Extracted text
========================================================================

[DECtalk] Intelligibility/Listenability criteria

Damien Garwood damien at daygar.plus.com
Sun Jul 21 11:15:45 EDT 2019


Hi Blake,
I hear ya. I still vividly remember the time, even though it was about 
15 years ago, when I was, let's say 1000% convinced that I wouldn't be 
able to understand voices at high speed. It's taken a long time, but I'm 
much happier for it. If I need to read something carefully, I can and 
will usually slow it down, but it means I can read at high speeds and 
generally have a good idea what it's saying. Again, that's where 
understandability plays a very important role. The more understandable 
it is, the higher the speed I can work with, at least in formant synths.
Cheers,
Damien.

On 21/07/2019 02:46 pm, Blake Roberts wrote:
> Don,
> For me, whether a speech synthesizer is tolerable or not depends on a 
> few factors.
> 1. How realistic the voice sounds, naturalness.
> 2. Whether the synthesizer can handle the amount of text given to it by 
> the screen reading software  without crashing.
> 3. If I can listen to the synthesizer for a long period without getting 
> ear fatigue.
> 
> Let me provide two  examples. Years ago I purchased AT&T voices from 
> nextup.com for use with the the TextAloud program. Since AT&T voices are 
> SAPI5 compatible, I chose to use them with my screen reader. That was a 
> mistake. The voices are so large in size that they would consistently 
> crash after being my JAWS screen reader voice for a minute or two. To 
> me, the AT&T voices I purchased also sound monotone, so I could not 
> tolerate listening to AT&T voices for hours on end in any event. I think 
> there is a newer version of the AT&T voices from Wizard Software which 
> NextUp does not have access to/does not sell. I can only share my 
> perspective based on the voices which I have.
> 
> On my Windows 10 system at home, I prefer either Eloquence or Microsoft 
> Mark. When I am using JAWS Professional Edition on my work laptop, I 
> prefer Microsoft Mark or the Vocalizer British English Vocalizer voice 
> Malcolm although I happen to reside in the U.S. Malcolm sounds natural, 
> does not crash and I enjoy listening to him for hours.
> 
> These are my thoughts. I know that some people evaluate a synthesizer 
> voice on how fast it can talk. I do not use that criteria myself as an 
> end-user because I prefer slow or medium speed. If a voice is set too 
> fast, I cannot understand it.

========================================================================

Dataset excerpts

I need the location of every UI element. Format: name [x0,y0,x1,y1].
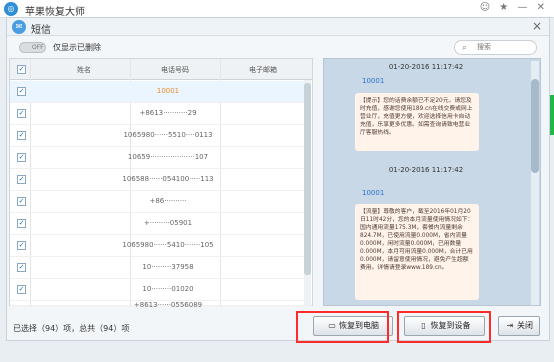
table-header: ✓ 姓名 电话号码 电子邮箱 [10,59,312,80]
phone-number: 106588······054100·····113 [122,175,214,183]
phone-number: +8613······0556089 [133,301,203,309]
table-row[interactable]: ✓ +·········05901 [10,213,306,235]
column-phone: 电话号码 [161,66,189,74]
row-checkbox[interactable]: ✓ [17,153,26,162]
deleted-only-label: 仅显示已删除 [53,43,101,52]
selection-highlight [397,311,491,343]
search-icon: ⌕ [462,43,468,53]
message-sender: 10001 [362,77,385,85]
app-logo-icon: ◎ [4,2,18,16]
sms-dialog: ✉ 短信 × OFF 仅显示已删除 ⌕ ✓ 姓名 电话号码 电子邮箱 ✓ 1000… [6,17,550,341]
row-checkbox[interactable]: ✓ [17,131,26,140]
selection-highlight [296,311,389,343]
table-row[interactable]: ✓ 1065980······5510····0113 [10,125,306,147]
left-scrollbar[interactable] [304,80,311,306]
dialog-header: ✉ 短信 × [7,18,549,36]
message-time: 01-20-2016 11:17:42 [388,63,464,71]
phone-number: 10659····················107 [127,153,209,161]
select-all-checkbox[interactable]: ✓ [17,65,26,74]
phone-number: +86·········· [149,197,187,205]
deleted-only-toggle[interactable]: OFF [19,42,46,53]
column-name: 姓名 [77,66,91,74]
phone-number: 1065980······5510····0113 [123,131,213,139]
phone-number: 10·········01020 [142,285,194,293]
phone-number: 1065980······5410·······105 [122,241,214,249]
search-box[interactable]: ⌕ [454,40,537,55]
message-sender: 10001 [362,189,385,197]
close-button[interactable]: ⇥ 关闭 [498,316,540,336]
row-checkbox[interactable]: ✓ [17,285,26,294]
table-row[interactable]: ✓ +8613···········29 [10,103,306,125]
close-label: 关闭 [517,321,533,330]
phone-number: +8613···········29 [139,109,197,117]
message-scroll-thumb[interactable] [531,79,539,173]
titlebar-controls[interactable]: ☺ ★ — ✕ [480,2,548,13]
search-input[interactable] [477,42,531,53]
phone-number: 10·········37958 [142,263,194,271]
left-scroll-thumb[interactable] [304,83,311,275]
table-row[interactable]: ✓ 10001 [10,81,306,103]
row-checkbox[interactable]: ✓ [17,219,26,228]
message-scrollbar[interactable] [531,61,539,305]
table-row[interactable]: ✓ 10·········01020 [10,279,306,301]
phone-number: +·········05901 [143,219,193,227]
message-bubble: 【提示】您的话费余额已不足20元，请您及时充值，感谢您使用189.cn在线交费或… [355,93,479,151]
app-titlebar: ◎ 苹果恢复大师 ☺ ★ — ✕ [0,0,554,18]
column-email: 电子邮箱 [249,66,277,74]
row-checkbox[interactable]: ✓ [17,263,26,272]
table-row[interactable]: +8613······0556089 [10,301,306,309]
row-checkbox[interactable]: ✓ [17,197,26,206]
row-checkbox[interactable]: ✓ [17,241,26,250]
table-row[interactable]: ✓ +86·········· [10,191,306,213]
app-title: 苹果恢复大师 [25,7,85,18]
row-checkbox[interactable]: ✓ [17,175,26,184]
row-checkbox[interactable]: ✓ [17,87,26,96]
filter-row: OFF 仅显示已删除 ⌕ [7,37,549,57]
phone-number: 10001 [156,87,180,95]
message-bubble: 【流量】尊敬的客户，截至2016年01月20日11时42分，您的本月流量使用情况… [355,204,479,300]
dialog-close-button[interactable]: × [530,19,544,33]
dialog-title: 短信 [31,25,51,36]
table-row[interactable]: ✓ 10659····················107 [10,147,306,169]
row-checkbox[interactable]: ✓ [17,109,26,118]
contact-table: ✓ 姓名 电话号码 电子邮箱 ✓ 10001 ✓ +8613···········2… [9,58,313,309]
table-row[interactable]: ✓ 106588······054100·····113 [10,169,306,191]
toggle-state-text: OFF [32,44,44,51]
selection-status: 已选择（94）项，总共（94）项 [13,324,130,333]
message-time: 01-20-2016 11:17:42 [388,166,464,174]
message-icon: ✉ [12,20,26,34]
table-row[interactable]: ✓ 10·········37958 [10,257,306,279]
table-row[interactable]: ✓ 1065980······5410·······105 [10,235,306,257]
exit-icon: ⇥ [506,321,514,330]
message-pane: 01-20-2016 11:17:42 10001 【提示】您的话费余额已不足2… [323,58,541,306]
side-indicator [550,95,554,135]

========================================================================

Problem to solve
In the thread on speech synthesizer intelligibility, which two voices does Blake Roberts prefer on the Windows 10 system at home? Please answer in one sentence.

Answer for this exercise
On the Windows 10 system at home, Blake Roberts prefers either Eloquence or Microsoft Mark.